**Given exercise**
Would you transcribe the whole listing exactly, minus its pictures?

Records excerpted from a collection
------------------------------------------------------------
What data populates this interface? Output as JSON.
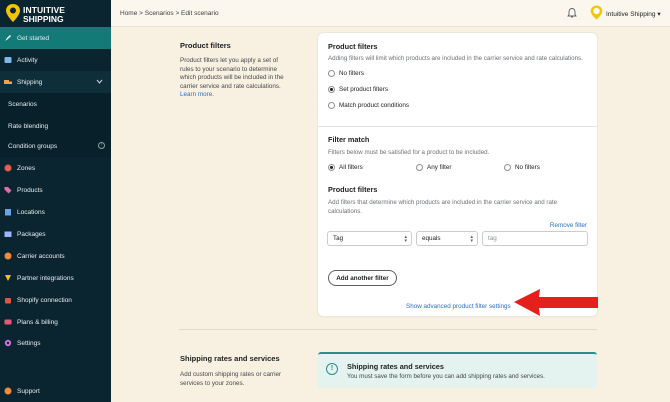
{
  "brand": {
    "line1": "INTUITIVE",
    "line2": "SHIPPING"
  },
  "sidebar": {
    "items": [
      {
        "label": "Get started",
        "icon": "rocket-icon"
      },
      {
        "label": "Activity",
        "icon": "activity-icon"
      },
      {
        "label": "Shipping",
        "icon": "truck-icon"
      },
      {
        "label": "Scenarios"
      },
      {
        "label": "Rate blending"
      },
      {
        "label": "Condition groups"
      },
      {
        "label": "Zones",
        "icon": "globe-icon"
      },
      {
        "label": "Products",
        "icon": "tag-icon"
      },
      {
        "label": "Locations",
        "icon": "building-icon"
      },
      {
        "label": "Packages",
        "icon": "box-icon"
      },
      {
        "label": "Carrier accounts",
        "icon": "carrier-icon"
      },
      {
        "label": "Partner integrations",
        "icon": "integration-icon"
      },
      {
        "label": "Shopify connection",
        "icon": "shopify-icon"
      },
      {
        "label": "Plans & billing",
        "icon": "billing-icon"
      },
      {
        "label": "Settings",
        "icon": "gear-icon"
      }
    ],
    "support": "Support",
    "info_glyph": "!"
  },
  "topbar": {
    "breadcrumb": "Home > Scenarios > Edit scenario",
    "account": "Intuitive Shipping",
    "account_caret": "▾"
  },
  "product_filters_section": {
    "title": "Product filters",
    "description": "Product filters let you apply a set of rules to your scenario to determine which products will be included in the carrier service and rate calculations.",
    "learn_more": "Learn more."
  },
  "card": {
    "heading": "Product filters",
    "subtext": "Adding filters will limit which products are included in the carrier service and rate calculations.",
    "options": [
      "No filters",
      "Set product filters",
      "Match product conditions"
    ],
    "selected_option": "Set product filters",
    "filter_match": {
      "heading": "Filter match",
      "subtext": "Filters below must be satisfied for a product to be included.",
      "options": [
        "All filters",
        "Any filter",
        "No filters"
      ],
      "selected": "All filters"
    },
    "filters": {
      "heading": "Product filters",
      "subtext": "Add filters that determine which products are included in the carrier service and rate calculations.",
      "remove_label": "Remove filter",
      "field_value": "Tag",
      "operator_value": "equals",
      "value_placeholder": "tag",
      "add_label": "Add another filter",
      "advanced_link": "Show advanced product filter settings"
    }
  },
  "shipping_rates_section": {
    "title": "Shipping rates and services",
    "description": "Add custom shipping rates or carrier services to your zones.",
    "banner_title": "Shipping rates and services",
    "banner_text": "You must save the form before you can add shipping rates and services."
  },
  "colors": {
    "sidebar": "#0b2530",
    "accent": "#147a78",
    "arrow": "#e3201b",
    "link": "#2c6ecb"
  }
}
------------------------------------------------------------
**Correct answer**
What data populates this interface? Output as JSON.
{
  "brand": {
    "line1": "INTUITIVE",
    "line2": "SHIPPING"
  },
  "sidebar": {
    "items": [
      {
        "label": "Get started",
        "icon": "rocket-icon"
      },
      {
        "label": "Activity",
        "icon": "activity-icon"
      },
      {
        "label": "Shipping",
        "icon": "truck-icon"
      },
      {
        "label": "Scenarios"
      },
      {
        "label": "Rate blending"
      },
      {
        "label": "Condition groups"
      },
      {
        "label": "Zones",
        "icon": "globe-icon"
      },
      {
        "label": "Products",
        "icon": "tag-icon"
      },
      {
        "label": "Locations",
        "icon": "building-icon"
      },
      {
        "label": "Packages",
        "icon": "box-icon"
      },
      {
        "label": "Carrier accounts",
        "icon": "carrier-icon"
      },
      {
        "label": "Partner integrations",
        "icon": "integration-icon"
      },
      {
        "label": "Shopify connection",
        "icon": "shopify-icon"
      },
      {
        "label": "Plans & billing",
        "icon": "billing-icon"
      },
      {
        "label": "Settings",
        "icon": "gear-icon"
      }
    ],
    "support": "Support",
    "info_glyph": "!"
  },
  "topbar": {
    "breadcrumb": "Home > Scenarios > Edit scenario",
    "account": "Intuitive Shipping",
    "account_caret": "▾"
  },
  "product_filters_section": {
    "title": "Product filters",
    "description": "Product filters let you apply a set of rules to your scenario to determine which products will be included in the carrier service and rate calculations.",
    "learn_more": "Learn more."
  },
  "card": {
    "heading": "Product filters",
    "subtext": "Adding filters will limit which products are included in the carrier service and rate calculations.",
    "options": [
      "No filters",
      "Set product filters",
      "Match product conditions"
    ],
    "selected_option": "Set product filters",
    "filter_match": {
      "heading": "Filter match",
      "subtext": "Filters below must be satisfied for a product to be included.",
      "options": [
        "All filters",
        "Any filter",
        "No filters"
      ],
      "selected": "All filters"
    },
    "filters": {
      "heading": "Product filters",
      "subtext": "Add filters that determine which products are included in the carrier service and rate calculations.",
      "remove_label": "Remove filter",
      "field_value": "Tag",
      "operator_value": "equals",
      "value_placeholder": "tag",
      "add_label": "Add another filter",
      "advanced_link": "Show advanced product filter settings"
    }
  },
  "shipping_rates_section": {
    "title": "Shipping rates and services",
    "description": "Add custom shipping rates or carrier services to your zones.",
    "banner_title": "Shipping rates and services",
    "banner_text": "You must save the form before you can add shipping rates and services."
  },
  "colors": {
    "sidebar": "#0b2530",
    "accent": "#147a78",
    "arrow": "#e3201b",
    "link": "#2c6ecb"
  }
}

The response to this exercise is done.